A block of data:
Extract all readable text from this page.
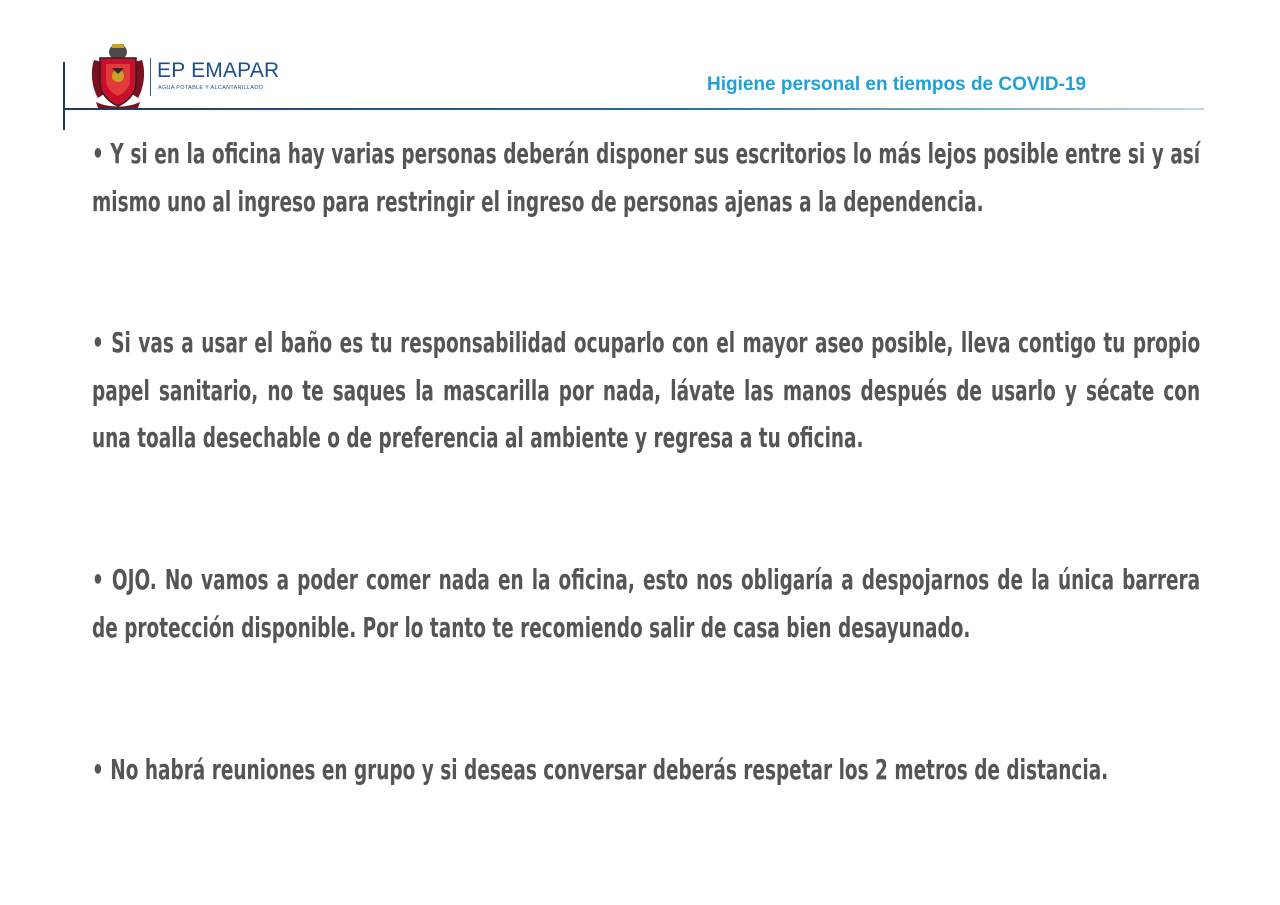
EP EMAPAR
AGUA POTABLE Y ALCANTARILLADO	Higiene personal en tiempos de COVID-19

• Y si en la oficina hay varias personas deberán disponer sus escritorios lo más lejos posible entre si y así mismo uno al ingreso para restringir el ingreso de personas ajenas a la dependencia.

• Si vas a usar el baño es tu responsabilidad ocuparlo con el mayor aseo posible, lleva contigo tu propio papel sanitario, no te saques la mascarilla por nada, lávate las manos después de usarlo y sécate con una toalla desechable o de preferencia al ambiente y regresa a tu oficina.

• OJO. No vamos a poder comer nada en la oficina, esto nos obligaría a despojarnos de la única barrera de protección disponible. Por lo tanto te recomiendo salir de casa bien desayunado.

• No habrá reuniones en grupo y si deseas conversar deberás respetar los 2 metros de distancia.
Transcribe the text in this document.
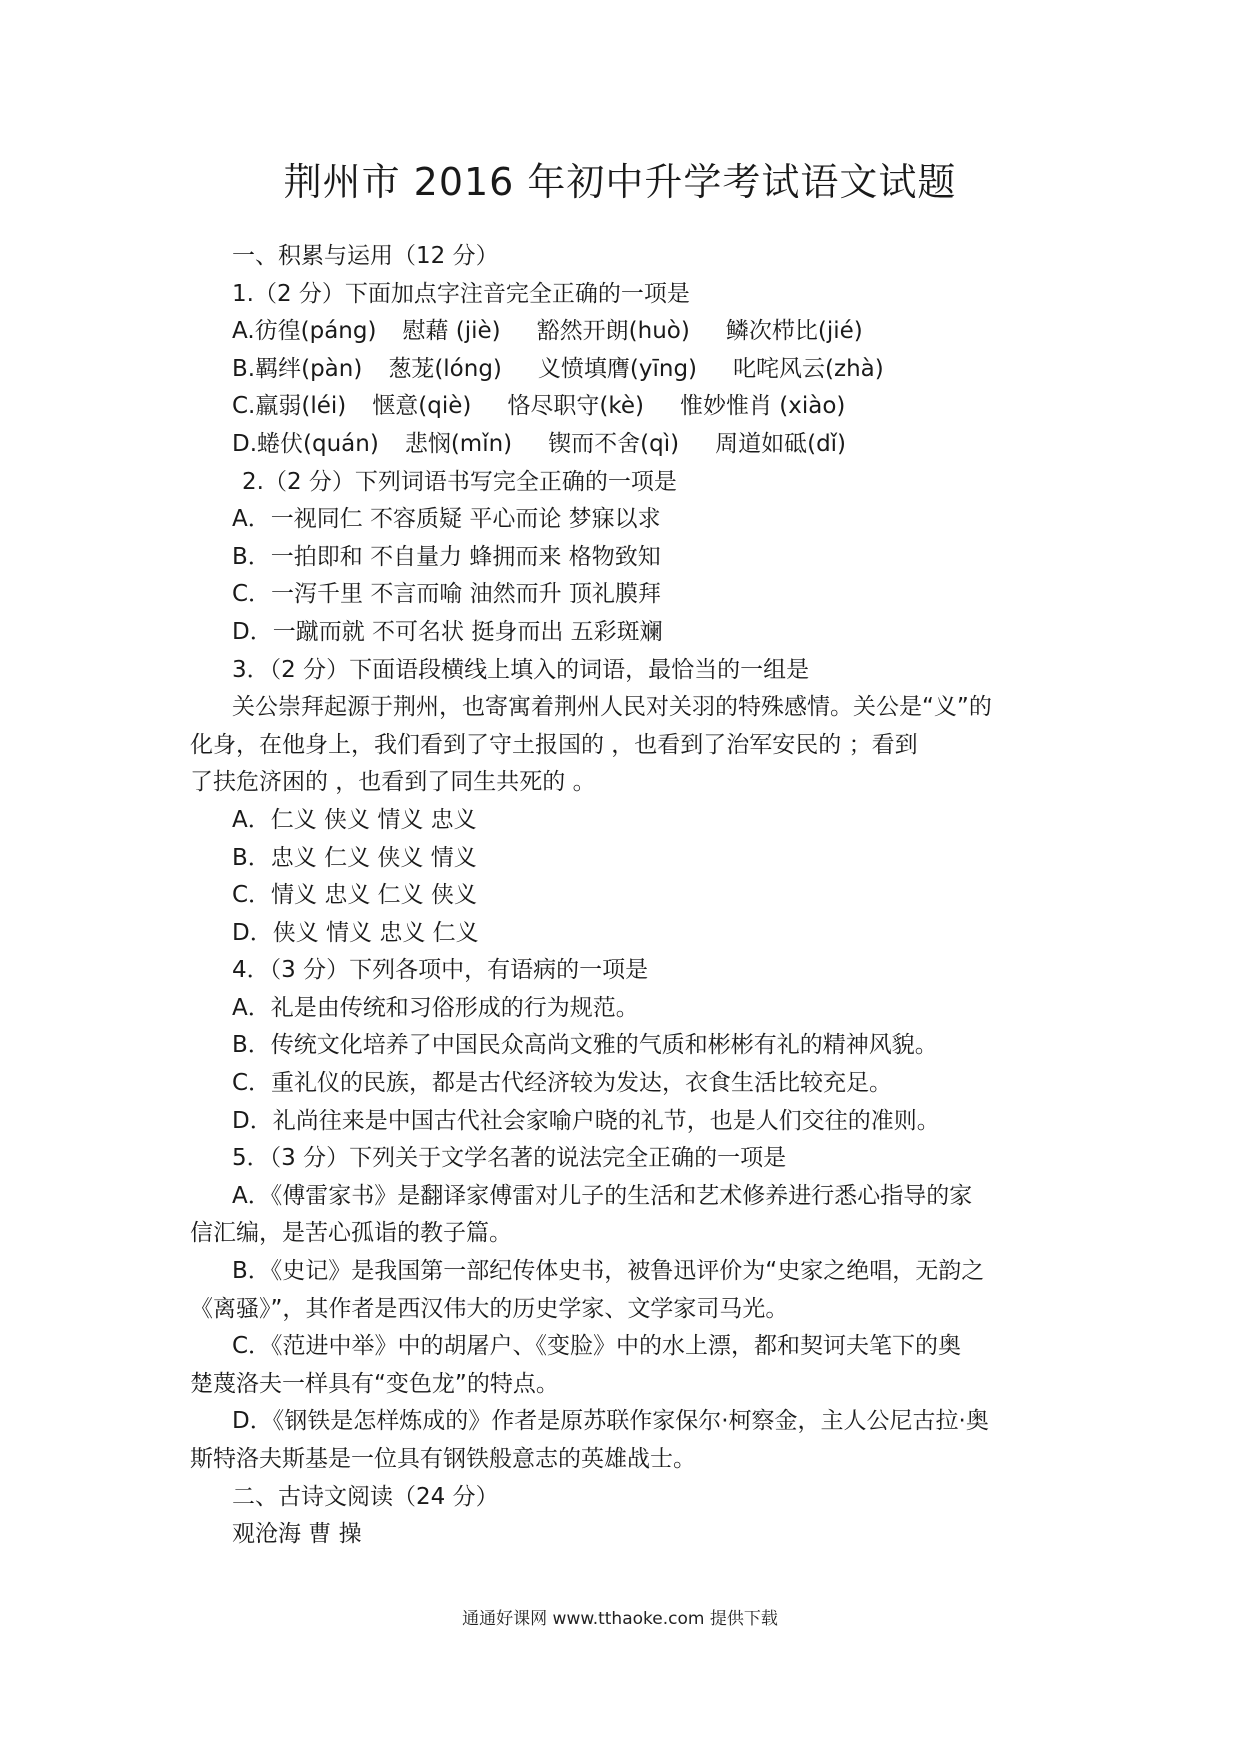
荆州市 2016 年初中升学考试语文试题
一、积累与运用（12 分）
1.（2 分）下面加点字注音完全正确的一项是
A.彷徨(páng) 慰藉 (jiè) 豁然开朗(huò) 鳞次栉比(jié)
B.羁绊(pàn) 葱茏(lóng) 义愤填膺(yīng) 叱咤风云(zhà)
C.羸弱(léi) 惬意(qiè) 恪尽职守(kè) 惟妙惟肖 (xiào)
D.蜷伏(quán) 悲悯(mǐn) 锲而不舍(qì) 周道如砥(dǐ)
2.（2 分）下列词语书写完全正确的一项是
A．一视同仁 不容质疑 平心而论 梦寐以求
B．一拍即和 不自量力 蜂拥而来 格物致知
C．一泻千里 不言而喻 油然而升 顶礼膜拜
D．一蹴而就 不可名状 挺身而出 五彩斑斓
3．（2 分）下面语段横线上填入的词语，最恰当的一组是
关公崇拜起源于荆州，也寄寓着荆州人民对关羽的特殊感情。关公是“义”的
化身，在他身上，我们看到了守土报国的 ，也看到了治军安民的 ；看到
了扶危济困的 ，也看到了同生共死的 。
A．仁义 侠义 情义 忠义
B．忠义 仁义 侠义 情义
C．情义 忠义 仁义 侠义
D．侠义 情义 忠义 仁义
4．（3 分）下列各项中，有语病的一项是
A．礼是由传统和习俗形成的行为规范。
B．传统文化培养了中国民众高尚文雅的气质和彬彬有礼的精神风貌。
C．重礼仪的民族，都是古代经济较为发达，衣食生活比较充足。
D．礼尚往来是中国古代社会家喻户晓的礼节，也是人们交往的准则。
5．（3 分）下列关于文学名著的说法完全正确的一项是
A．《傅雷家书》是翻译家傅雷对儿子的生活和艺术修养进行悉心指导的家
信汇编，是苦心孤诣的教子篇。
B．《史记》是我国第一部纪传体史书，被鲁迅评价为“史家之绝唱，无韵之
《离骚》”，其作者是西汉伟大的历史学家、文学家司马光。
C．《范进中举》中的胡屠户、《变脸》中的水上漂，都和契诃夫笔下的奥
楚蔑洛夫一样具有“变色龙”的特点。
D．《钢铁是怎样炼成的》作者是原苏联作家保尔·柯察金，主人公尼古拉·奥
斯特洛夫斯基是一位具有钢铁般意志的英雄战士。
二、古诗文阅读（24 分）
观沧海 曹 操
通通好课网 www.tthaoke.com 提供下载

- [WHAT TO DO] Every line of the material is to be quoted exactly, with no pictures carried over.

- [RESPONSE TO THIS TASK]
Extract all readable text from this page.
EP EMAPAR
AGUA POTABLE Y ALCANTARILLADO	Higiene personal en tiempos de COVID-19

• Y si en la oficina hay varias personas deberán disponer sus escritorios lo más lejos posible entre si y así mismo uno al ingreso para restringir el ingreso de personas ajenas a la dependencia.

• Si vas a usar el baño es tu responsabilidad ocuparlo con el mayor aseo posible, lleva contigo tu propio papel sanitario, no te saques la mascarilla por nada, lávate las manos después de usarlo y sécate con una toalla desechable o de preferencia al ambiente y regresa a tu oficina.

• OJO. No vamos a poder comer nada en la oficina, esto nos obligaría a despojarnos de la única barrera de protección disponible. Por lo tanto te recomiendo salir de casa bien desayunado.

• No habrá reuniones en grupo y si deseas conversar deberás respetar los 2 metros de distancia.
Transcribe the text in this document.
荆州市 2016 年初中升学考试语文试题
一、积累与运用（12 分）
1.（2 分）下面加点字注音完全正确的一项是
A.彷徨(páng) 慰藉 (jiè) 豁然开朗(huò) 鳞次栉比(jié)
B.羁绊(pàn) 葱茏(lóng) 义愤填膺(yīng) 叱咤风云(zhà)
C.羸弱(léi) 惬意(qiè) 恪尽职守(kè) 惟妙惟肖 (xiào)
D.蜷伏(quán) 悲悯(mǐn) 锲而不舍(qì) 周道如砥(dǐ)
2.（2 分）下列词语书写完全正确的一项是
A．一视同仁 不容质疑 平心而论 梦寐以求
B．一拍即和 不自量力 蜂拥而来 格物致知
C．一泻千里 不言而喻 油然而升 顶礼膜拜
D．一蹴而就 不可名状 挺身而出 五彩斑斓
3．（2 分）下面语段横线上填入的词语，最恰当的一组是
关公崇拜起源于荆州，也寄寓着荆州人民对关羽的特殊感情。关公是“义”的
化身，在他身上，我们看到了守土报国的 ，也看到了治军安民的 ；看到
了扶危济困的 ，也看到了同生共死的 。
A．仁义 侠义 情义 忠义
B．忠义 仁义 侠义 情义
C．情义 忠义 仁义 侠义
D．侠义 情义 忠义 仁义
4．（3 分）下列各项中，有语病的一项是
A．礼是由传统和习俗形成的行为规范。
B．传统文化培养了中国民众高尚文雅的气质和彬彬有礼的精神风貌。
C．重礼仪的民族，都是古代经济较为发达，衣食生活比较充足。
D．礼尚往来是中国古代社会家喻户晓的礼节，也是人们交往的准则。
5．（3 分）下列关于文学名著的说法完全正确的一项是
A．《傅雷家书》是翻译家傅雷对儿子的生活和艺术修养进行悉心指导的家
信汇编，是苦心孤诣的教子篇。
B．《史记》是我国第一部纪传体史书，被鲁迅评价为“史家之绝唱，无韵之
《离骚》”，其作者是西汉伟大的历史学家、文学家司马光。
C．《范进中举》中的胡屠户、《变脸》中的水上漂，都和契诃夫笔下的奥
楚蔑洛夫一样具有“变色龙”的特点。
D．《钢铁是怎样炼成的》作者是原苏联作家保尔·柯察金，主人公尼古拉·奥
斯特洛夫斯基是一位具有钢铁般意志的英雄战士。
二、古诗文阅读（24 分）
观沧海 曹 操
通通好课网 www.tthaoke.com 提供下载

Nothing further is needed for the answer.